> To be done: Pick every line from the data that holds the word "Order".

-------------------------

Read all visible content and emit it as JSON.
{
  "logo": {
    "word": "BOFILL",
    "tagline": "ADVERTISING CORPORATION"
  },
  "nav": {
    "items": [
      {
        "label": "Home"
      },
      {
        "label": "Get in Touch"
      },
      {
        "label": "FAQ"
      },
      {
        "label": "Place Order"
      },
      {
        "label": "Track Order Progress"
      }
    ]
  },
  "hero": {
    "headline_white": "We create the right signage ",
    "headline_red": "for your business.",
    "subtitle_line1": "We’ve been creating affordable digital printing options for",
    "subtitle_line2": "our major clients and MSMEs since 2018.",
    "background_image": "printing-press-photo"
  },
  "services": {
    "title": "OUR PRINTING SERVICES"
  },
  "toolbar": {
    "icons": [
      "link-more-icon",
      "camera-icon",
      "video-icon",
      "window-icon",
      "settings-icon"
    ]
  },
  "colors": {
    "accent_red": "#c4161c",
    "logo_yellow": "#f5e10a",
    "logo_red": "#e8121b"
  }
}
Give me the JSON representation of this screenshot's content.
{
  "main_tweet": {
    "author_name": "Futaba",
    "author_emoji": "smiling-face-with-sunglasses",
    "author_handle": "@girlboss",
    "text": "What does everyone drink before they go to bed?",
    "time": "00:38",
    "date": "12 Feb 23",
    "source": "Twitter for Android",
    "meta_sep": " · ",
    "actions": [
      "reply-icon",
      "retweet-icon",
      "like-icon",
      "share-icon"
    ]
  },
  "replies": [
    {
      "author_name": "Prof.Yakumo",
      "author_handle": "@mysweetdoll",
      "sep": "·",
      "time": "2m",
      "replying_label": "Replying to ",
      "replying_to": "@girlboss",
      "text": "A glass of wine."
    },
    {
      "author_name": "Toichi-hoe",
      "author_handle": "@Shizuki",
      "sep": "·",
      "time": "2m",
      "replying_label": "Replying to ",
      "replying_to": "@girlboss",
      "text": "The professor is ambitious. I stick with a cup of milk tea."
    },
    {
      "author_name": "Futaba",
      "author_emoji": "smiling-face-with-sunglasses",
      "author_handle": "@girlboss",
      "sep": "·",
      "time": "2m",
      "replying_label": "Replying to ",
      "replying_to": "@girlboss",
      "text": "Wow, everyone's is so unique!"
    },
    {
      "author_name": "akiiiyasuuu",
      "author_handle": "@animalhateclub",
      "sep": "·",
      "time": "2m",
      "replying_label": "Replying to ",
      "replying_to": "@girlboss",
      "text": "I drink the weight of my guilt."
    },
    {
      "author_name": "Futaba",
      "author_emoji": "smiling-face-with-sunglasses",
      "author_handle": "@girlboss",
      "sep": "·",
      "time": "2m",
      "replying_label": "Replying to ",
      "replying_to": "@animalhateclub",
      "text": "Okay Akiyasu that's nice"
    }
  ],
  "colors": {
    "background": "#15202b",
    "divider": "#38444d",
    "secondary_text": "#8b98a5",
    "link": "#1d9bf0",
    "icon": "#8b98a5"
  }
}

-------------------------

> Worked answer:
        "label": "Place Order"
        "label": "Track Order Progress"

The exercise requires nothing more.